• _Short exercise 1_: Please copy out the lines of the listing below, from the line with "bar: [116, 406, 400, 453]" up to and including the line with "annotation: 92 plus: [158, 125, 224, 146]", reproducing each one word for word.

• _Passage shown_:
+++++
First Grade Soup

On Big Food's marketing of junk foods in elementary schools + what to do about it.

Recently my son, Raffi (12) and his friend Ethan, sold snacks outside his old elementary school, which is a few houses down the street from us. They set up a table. I got them started with cases of Bai drinks (mildly flavored anti-oxidant water), bottles of cold water and run of the mill chips from Costco. He marks up the prices on the individual pieces and gives me money from his earnings to buy more product. 

The idea was to support the boys making some pocket money, keep them out of trouble, and also help them understand simple economic issues, like supply and demand and how to run your cash box, make change, pricing, and how businesses work and how money is made. 

Except he stopped asking me to buy him product at Costco. Even as kept selling. Because he innately understood what his buyers wanted.

Turns out, the boys figured out that Ethan (who still goes to that school) could take some of their profits and during the school day buy branded snacks from the school store, which they would mark-up and sell at their table.

On the one hand, genius. On the other….
+++++
[Data records]
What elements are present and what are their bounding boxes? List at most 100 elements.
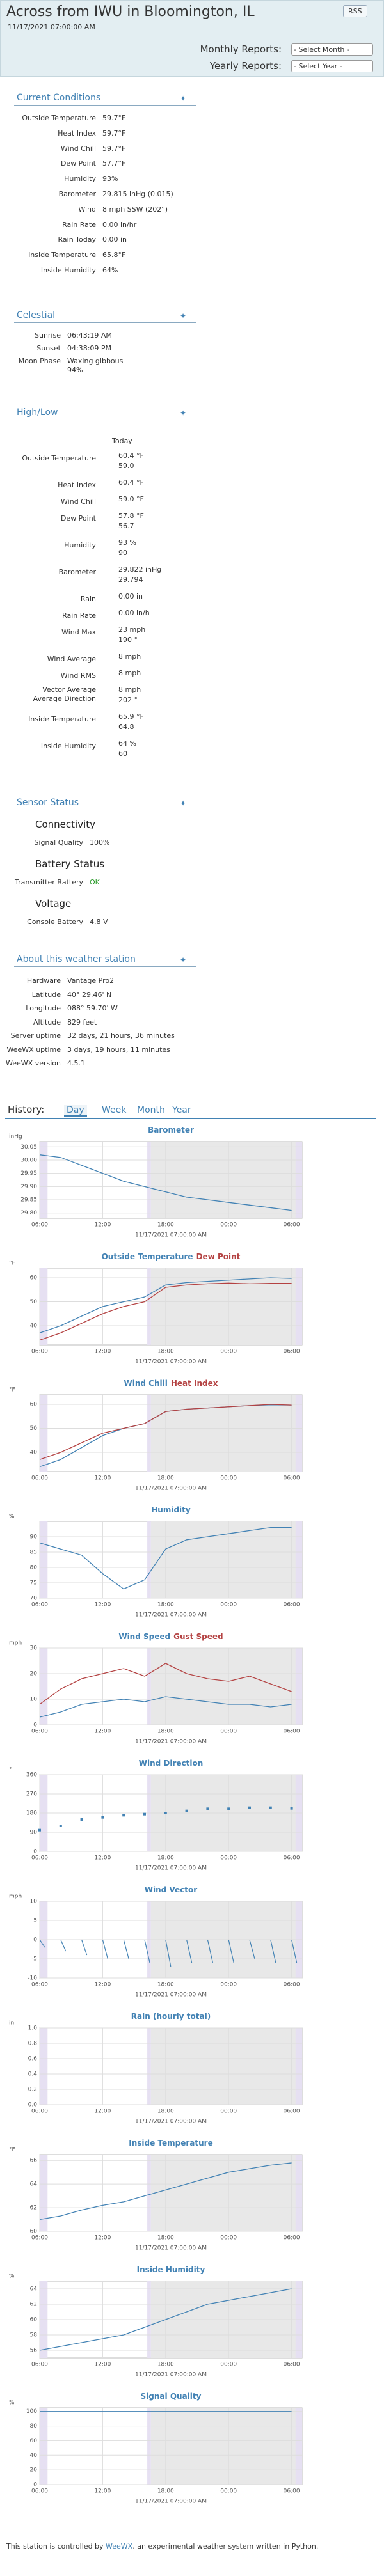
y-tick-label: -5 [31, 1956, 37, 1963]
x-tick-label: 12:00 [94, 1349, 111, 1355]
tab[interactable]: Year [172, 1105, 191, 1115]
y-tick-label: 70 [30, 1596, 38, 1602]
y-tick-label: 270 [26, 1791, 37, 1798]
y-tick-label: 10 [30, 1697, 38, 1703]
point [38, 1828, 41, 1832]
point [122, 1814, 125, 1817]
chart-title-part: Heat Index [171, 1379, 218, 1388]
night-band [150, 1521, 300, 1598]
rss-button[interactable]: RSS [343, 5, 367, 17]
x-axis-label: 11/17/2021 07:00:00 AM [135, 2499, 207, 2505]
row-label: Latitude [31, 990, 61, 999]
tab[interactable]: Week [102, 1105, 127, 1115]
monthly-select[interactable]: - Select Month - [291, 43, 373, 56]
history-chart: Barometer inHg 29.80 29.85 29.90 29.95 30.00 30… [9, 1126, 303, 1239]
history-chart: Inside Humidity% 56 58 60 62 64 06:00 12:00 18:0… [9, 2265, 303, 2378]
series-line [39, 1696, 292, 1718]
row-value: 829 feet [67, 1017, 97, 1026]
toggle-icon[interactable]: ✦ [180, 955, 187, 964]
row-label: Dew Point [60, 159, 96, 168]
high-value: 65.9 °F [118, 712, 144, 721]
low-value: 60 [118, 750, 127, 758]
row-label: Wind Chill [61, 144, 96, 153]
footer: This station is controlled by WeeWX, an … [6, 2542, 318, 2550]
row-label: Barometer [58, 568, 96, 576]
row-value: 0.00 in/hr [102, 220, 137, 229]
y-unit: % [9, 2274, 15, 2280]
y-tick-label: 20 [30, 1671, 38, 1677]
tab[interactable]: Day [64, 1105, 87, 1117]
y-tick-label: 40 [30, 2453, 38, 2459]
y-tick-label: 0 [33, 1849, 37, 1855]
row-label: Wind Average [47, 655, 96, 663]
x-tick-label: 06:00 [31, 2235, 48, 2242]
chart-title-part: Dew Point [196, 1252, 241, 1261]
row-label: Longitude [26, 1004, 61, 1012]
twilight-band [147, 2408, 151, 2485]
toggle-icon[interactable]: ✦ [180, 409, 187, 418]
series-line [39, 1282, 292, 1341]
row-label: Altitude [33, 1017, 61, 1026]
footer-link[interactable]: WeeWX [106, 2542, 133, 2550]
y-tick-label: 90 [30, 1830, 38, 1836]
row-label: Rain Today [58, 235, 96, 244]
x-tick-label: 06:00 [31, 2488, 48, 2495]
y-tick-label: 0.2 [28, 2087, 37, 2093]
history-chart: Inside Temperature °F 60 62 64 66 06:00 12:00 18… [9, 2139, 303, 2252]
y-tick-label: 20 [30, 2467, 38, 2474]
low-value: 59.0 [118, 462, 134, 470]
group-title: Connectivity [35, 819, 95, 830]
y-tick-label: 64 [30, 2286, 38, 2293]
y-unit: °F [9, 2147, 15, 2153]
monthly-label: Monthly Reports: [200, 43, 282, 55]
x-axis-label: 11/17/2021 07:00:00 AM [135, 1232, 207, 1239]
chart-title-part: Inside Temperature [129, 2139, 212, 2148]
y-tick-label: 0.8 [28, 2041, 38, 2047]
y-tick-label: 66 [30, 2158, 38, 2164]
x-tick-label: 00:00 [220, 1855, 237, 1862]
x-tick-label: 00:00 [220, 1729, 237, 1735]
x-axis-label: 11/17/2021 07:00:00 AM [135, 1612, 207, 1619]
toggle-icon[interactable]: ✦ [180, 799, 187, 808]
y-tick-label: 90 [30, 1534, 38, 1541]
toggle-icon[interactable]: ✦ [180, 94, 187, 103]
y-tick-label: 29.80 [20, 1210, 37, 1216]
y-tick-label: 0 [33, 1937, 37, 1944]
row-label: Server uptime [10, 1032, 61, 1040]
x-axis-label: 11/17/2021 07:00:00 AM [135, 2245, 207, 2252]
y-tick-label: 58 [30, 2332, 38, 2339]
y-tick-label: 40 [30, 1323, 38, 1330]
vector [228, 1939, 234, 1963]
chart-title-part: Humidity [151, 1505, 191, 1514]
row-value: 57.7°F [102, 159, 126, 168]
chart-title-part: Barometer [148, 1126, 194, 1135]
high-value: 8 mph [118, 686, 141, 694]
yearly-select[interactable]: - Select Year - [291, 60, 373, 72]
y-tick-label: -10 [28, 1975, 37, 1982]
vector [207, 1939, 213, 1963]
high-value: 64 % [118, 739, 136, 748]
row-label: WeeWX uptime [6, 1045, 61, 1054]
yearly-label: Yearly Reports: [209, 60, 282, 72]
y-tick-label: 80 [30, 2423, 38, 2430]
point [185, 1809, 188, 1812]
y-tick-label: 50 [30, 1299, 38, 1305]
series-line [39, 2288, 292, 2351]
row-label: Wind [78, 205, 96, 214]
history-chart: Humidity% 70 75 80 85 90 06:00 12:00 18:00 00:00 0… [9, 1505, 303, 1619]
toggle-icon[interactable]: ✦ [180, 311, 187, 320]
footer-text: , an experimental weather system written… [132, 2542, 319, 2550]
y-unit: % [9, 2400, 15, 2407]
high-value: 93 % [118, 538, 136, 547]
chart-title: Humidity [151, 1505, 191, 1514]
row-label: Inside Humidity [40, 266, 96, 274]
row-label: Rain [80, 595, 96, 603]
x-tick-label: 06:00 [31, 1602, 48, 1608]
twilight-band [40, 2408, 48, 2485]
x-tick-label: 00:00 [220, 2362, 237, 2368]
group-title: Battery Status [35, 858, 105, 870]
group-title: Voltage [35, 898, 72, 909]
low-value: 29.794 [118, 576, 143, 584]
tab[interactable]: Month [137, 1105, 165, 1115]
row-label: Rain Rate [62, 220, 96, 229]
+++++
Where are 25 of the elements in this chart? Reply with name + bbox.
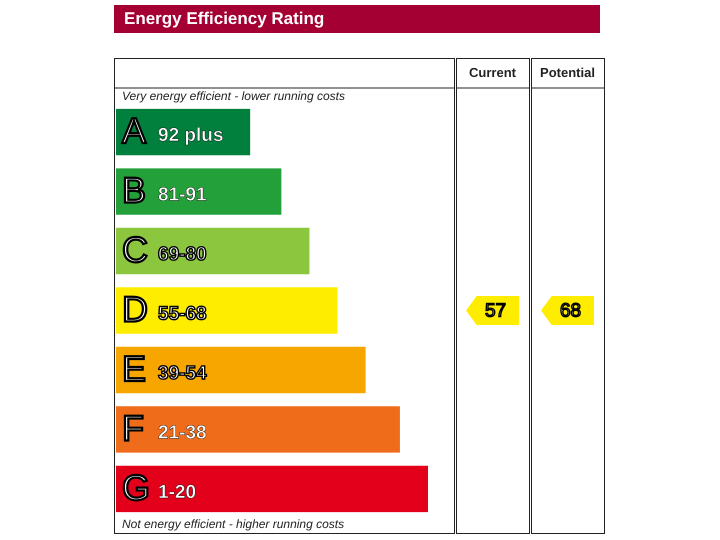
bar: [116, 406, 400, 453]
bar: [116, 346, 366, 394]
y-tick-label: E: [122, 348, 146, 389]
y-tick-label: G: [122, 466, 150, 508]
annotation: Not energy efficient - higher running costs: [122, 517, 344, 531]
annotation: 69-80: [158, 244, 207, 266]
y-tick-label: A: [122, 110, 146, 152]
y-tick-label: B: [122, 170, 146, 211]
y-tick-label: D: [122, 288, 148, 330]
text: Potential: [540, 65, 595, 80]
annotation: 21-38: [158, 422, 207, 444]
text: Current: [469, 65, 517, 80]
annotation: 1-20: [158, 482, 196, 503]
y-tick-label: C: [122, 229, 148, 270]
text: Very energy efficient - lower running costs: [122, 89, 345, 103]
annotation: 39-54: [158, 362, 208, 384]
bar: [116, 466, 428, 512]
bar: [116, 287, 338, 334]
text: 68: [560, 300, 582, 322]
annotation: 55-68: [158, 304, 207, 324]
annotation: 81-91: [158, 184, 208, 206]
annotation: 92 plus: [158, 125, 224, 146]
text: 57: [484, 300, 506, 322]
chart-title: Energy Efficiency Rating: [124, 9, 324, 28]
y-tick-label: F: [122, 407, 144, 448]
+++++
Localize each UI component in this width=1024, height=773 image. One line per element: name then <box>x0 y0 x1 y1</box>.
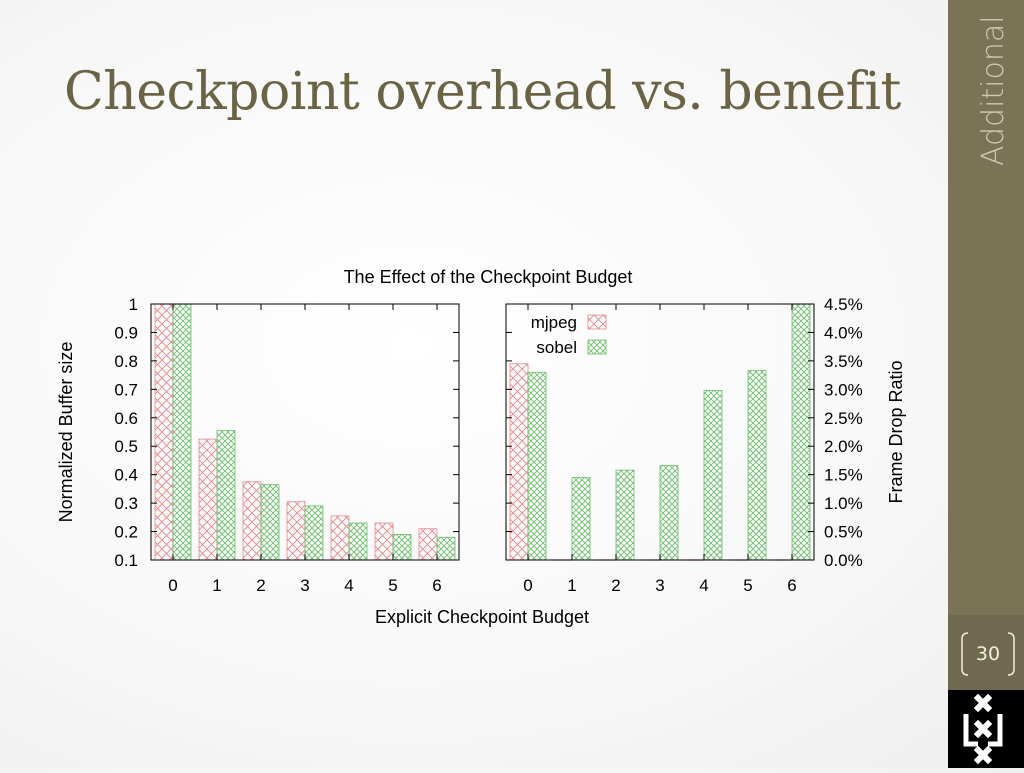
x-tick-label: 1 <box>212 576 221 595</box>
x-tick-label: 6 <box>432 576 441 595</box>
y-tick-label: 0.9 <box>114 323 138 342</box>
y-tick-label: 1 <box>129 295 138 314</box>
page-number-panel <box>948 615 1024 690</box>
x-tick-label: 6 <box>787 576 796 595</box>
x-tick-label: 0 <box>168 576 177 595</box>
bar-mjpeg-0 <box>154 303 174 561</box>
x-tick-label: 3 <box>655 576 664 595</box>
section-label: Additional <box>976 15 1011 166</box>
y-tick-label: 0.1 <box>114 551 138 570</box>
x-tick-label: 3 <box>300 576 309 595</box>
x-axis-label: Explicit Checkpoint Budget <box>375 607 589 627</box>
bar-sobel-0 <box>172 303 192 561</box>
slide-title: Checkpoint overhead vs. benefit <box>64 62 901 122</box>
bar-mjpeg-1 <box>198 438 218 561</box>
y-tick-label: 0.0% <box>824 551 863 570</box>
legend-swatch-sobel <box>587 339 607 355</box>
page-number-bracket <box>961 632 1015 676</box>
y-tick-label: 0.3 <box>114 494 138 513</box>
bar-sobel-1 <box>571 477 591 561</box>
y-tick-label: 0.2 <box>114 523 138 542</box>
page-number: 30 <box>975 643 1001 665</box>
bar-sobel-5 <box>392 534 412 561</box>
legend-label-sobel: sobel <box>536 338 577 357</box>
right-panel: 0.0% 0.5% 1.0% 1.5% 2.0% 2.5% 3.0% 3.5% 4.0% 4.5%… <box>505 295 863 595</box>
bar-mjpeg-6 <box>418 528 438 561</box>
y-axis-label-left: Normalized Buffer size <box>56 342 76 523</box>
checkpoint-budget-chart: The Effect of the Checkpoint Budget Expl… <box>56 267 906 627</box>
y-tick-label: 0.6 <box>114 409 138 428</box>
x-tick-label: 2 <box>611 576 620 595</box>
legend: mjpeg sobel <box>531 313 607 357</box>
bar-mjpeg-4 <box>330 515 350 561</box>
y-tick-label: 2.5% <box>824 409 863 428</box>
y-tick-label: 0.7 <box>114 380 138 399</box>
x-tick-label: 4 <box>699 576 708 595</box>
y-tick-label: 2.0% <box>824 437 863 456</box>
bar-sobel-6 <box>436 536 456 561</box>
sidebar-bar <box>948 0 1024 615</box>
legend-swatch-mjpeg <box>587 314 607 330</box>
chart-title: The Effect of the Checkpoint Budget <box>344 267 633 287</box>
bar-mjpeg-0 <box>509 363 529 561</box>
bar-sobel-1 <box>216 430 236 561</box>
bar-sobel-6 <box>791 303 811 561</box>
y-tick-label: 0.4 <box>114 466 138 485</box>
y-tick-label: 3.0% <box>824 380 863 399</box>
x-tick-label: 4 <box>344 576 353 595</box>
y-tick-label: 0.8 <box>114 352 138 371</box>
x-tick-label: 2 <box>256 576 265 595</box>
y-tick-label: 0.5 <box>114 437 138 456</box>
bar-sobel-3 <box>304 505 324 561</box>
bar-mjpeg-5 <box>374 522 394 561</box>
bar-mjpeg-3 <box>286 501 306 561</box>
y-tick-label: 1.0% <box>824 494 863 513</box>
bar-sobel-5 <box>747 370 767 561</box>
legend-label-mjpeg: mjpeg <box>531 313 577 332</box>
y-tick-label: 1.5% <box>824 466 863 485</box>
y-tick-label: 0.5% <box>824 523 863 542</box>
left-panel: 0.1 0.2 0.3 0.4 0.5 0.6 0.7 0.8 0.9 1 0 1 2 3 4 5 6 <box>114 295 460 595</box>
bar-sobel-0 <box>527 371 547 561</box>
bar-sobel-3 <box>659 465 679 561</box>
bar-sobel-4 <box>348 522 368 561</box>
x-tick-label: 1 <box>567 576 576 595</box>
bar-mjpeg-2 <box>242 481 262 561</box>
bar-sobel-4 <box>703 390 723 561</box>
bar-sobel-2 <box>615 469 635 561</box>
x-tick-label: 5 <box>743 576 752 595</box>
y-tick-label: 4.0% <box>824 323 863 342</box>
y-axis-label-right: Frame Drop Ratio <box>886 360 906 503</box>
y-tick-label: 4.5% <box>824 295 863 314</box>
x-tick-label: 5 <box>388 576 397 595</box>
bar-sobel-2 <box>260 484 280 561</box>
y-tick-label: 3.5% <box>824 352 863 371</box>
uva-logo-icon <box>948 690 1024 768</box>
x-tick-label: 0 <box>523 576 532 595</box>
+++++
• _Short exercise 2_:
Answer these questions about the snack-selling post above:
(a) How old is Raffi?
(b) Where did the author buy the chips for the boys' table?
(c) Where did Ethan buy the branded snacks that the boys resold?

• _Written response 1_:
bar: [116, 406, 400, 453]
bar: [116, 346, 366, 394]
y-tick-label: E: [122, 348, 146, 389]
y-tick-label: G: [122, 466, 150, 508]
annotation: Not energy efficient - higher running costs: [122, 517, 344, 531]
annotation: 69-80: [158, 244, 207, 266]
y-tick-label: A: [122, 110, 146, 152]
y-tick-label: B: [122, 170, 146, 211]
y-tick-label: D: [122, 288, 148, 330]
text: Potential: [540, 65, 595, 80]
annotation: 21-38: [158, 422, 207, 444]
text: Current: [469, 65, 517, 80]
annotation: 1-20: [158, 482, 196, 503]
y-tick-label: C: [122, 229, 148, 270]
text: Very energy efficient - lower running costs: [122, 89, 345, 103]
annotation: 39-54: [158, 362, 208, 384]
bar: [116, 466, 428, 512]
bar: [116, 287, 338, 334]
text: 68: [560, 300, 582, 322]
annotation: 55-68: [158, 304, 207, 324]
annotation: 81-91: [158, 184, 208, 206]
annotation: 92 plus: [158, 125, 224, 146]

• _Written response 2_:
(a) 12
(b) Costco
(c) At the school store, during the school day